- _RECORDED DATA_
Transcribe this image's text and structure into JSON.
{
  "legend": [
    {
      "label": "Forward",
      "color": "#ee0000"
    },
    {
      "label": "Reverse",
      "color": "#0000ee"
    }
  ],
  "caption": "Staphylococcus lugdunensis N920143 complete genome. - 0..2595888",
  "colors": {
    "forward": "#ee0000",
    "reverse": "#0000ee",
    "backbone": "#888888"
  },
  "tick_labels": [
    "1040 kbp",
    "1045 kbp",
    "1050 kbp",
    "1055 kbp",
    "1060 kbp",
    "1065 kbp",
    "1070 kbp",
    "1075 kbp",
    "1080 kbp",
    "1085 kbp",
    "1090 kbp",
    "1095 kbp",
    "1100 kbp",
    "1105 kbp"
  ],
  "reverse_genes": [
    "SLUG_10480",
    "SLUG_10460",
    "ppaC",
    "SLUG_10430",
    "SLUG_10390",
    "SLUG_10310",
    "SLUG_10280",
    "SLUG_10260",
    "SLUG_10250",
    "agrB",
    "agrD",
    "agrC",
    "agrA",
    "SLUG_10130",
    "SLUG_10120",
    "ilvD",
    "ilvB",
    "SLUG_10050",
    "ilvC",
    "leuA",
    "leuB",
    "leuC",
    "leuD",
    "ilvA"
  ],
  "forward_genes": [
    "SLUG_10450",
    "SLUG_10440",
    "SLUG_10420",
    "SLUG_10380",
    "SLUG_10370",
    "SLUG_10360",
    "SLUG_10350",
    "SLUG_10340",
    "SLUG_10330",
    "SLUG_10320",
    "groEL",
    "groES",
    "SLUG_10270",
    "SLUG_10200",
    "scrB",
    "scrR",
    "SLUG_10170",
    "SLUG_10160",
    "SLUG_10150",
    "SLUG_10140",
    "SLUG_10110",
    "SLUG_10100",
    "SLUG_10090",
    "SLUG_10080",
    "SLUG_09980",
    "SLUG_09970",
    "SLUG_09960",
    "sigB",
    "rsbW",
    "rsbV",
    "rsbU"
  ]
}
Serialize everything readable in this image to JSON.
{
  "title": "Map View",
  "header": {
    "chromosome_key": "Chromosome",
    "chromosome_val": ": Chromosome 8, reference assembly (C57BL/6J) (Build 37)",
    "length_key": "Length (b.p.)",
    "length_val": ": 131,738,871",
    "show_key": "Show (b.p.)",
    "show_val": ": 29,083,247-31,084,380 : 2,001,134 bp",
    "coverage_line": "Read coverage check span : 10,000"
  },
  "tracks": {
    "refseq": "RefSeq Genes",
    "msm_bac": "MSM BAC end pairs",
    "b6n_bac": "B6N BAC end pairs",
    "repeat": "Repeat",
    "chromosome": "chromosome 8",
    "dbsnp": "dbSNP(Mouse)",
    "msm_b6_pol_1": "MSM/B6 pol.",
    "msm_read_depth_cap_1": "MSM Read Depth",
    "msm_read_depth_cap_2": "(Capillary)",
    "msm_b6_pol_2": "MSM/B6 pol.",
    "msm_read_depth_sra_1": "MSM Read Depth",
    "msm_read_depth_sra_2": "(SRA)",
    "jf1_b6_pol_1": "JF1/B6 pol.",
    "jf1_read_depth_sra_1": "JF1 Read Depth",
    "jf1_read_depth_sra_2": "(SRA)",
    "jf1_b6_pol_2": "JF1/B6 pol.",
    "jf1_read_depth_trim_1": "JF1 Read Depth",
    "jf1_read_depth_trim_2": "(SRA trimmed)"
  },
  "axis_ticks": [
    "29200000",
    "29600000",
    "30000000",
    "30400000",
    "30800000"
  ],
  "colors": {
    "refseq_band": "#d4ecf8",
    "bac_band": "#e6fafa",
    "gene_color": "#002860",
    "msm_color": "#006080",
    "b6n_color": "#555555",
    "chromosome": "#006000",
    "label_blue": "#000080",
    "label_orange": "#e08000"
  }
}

- _EXERCISE REQUIREMENTS_
Would you restate each line of the material above word for word?

- _ANSWER BOX_
Transcribe this image's text and structure into JSON.
{
  "legend": [
    {
      "label": "Forward",
      "color": "#ee0000"
    },
    {
      "label": "Reverse",
      "color": "#0000ee"
    }
  ],
  "caption": "Staphylococcus lugdunensis N920143 complete genome. - 0..2595888",
  "colors": {
    "forward": "#ee0000",
    "reverse": "#0000ee",
    "backbone": "#888888"
  },
  "tick_labels": [
    "1040 kbp",
    "1045 kbp",
    "1050 kbp",
    "1055 kbp",
    "1060 kbp",
    "1065 kbp",
    "1070 kbp",
    "1075 kbp",
    "1080 kbp",
    "1085 kbp",
    "1090 kbp",
    "1095 kbp",
    "1100 kbp",
    "1105 kbp"
  ],
  "reverse_genes": [
    "SLUG_10480",
    "SLUG_10460",
    "ppaC",
    "SLUG_10430",
    "SLUG_10390",
    "SLUG_10310",
    "SLUG_10280",
    "SLUG_10260",
    "SLUG_10250",
    "agrB",
    "agrD",
    "agrC",
    "agrA",
    "SLUG_10130",
    "SLUG_10120",
    "ilvD",
    "ilvB",
    "SLUG_10050",
    "ilvC",
    "leuA",
    "leuB",
    "leuC",
    "leuD",
    "ilvA"
  ],
  "forward_genes": [
    "SLUG_10450",
    "SLUG_10440",
    "SLUG_10420",
    "SLUG_10380",
    "SLUG_10370",
    "SLUG_10360",
    "SLUG_10350",
    "SLUG_10340",
    "SLUG_10330",
    "SLUG_10320",
    "groEL",
    "groES",
    "SLUG_10270",
    "SLUG_10200",
    "scrB",
    "scrR",
    "SLUG_10170",
    "SLUG_10160",
    "SLUG_10150",
    "SLUG_10140",
    "SLUG_10110",
    "SLUG_10100",
    "SLUG_10090",
    "SLUG_10080",
    "SLUG_09980",
    "SLUG_09970",
    "SLUG_09960",
    "sigB",
    "rsbW",
    "rsbV",
    "rsbU"
  ]
}
Serialize everything readable in this image to JSON.
{
  "title": "Map View",
  "header": {
    "chromosome_key": "Chromosome",
    "chromosome_val": ": Chromosome 8, reference assembly (C57BL/6J) (Build 37)",
    "length_key": "Length (b.p.)",
    "length_val": ": 131,738,871",
    "show_key": "Show (b.p.)",
    "show_val": ": 29,083,247-31,084,380 : 2,001,134 bp",
    "coverage_line": "Read coverage check span : 10,000"
  },
  "tracks": {
    "refseq": "RefSeq Genes",
    "msm_bac": "MSM BAC end pairs",
    "b6n_bac": "B6N BAC end pairs",
    "repeat": "Repeat",
    "chromosome": "chromosome 8",
    "dbsnp": "dbSNP(Mouse)",
    "msm_b6_pol_1": "MSM/B6 pol.",
    "msm_read_depth_cap_1": "MSM Read Depth",
    "msm_read_depth_cap_2": "(Capillary)",
    "msm_b6_pol_2": "MSM/B6 pol.",
    "msm_read_depth_sra_1": "MSM Read Depth",
    "msm_read_depth_sra_2": "(SRA)",
    "jf1_b6_pol_1": "JF1/B6 pol.",
    "jf1_read_depth_sra_1": "JF1 Read Depth",
    "jf1_read_depth_sra_2": "(SRA)",
    "jf1_b6_pol_2": "JF1/B6 pol.",
    "jf1_read_depth_trim_1": "JF1 Read Depth",
    "jf1_read_depth_trim_2": "(SRA trimmed)"
  },
  "axis_ticks": [
    "29200000",
    "29600000",
    "30000000",
    "30400000",
    "30800000"
  ],
  "colors": {
    "refseq_band": "#d4ecf8",
    "bac_band": "#e6fafa",
    "gene_color": "#002860",
    "msm_color": "#006080",
    "b6n_color": "#555555",
    "chromosome": "#006000",
    "label_blue": "#000080",
    "label_orange": "#e08000"
  }
}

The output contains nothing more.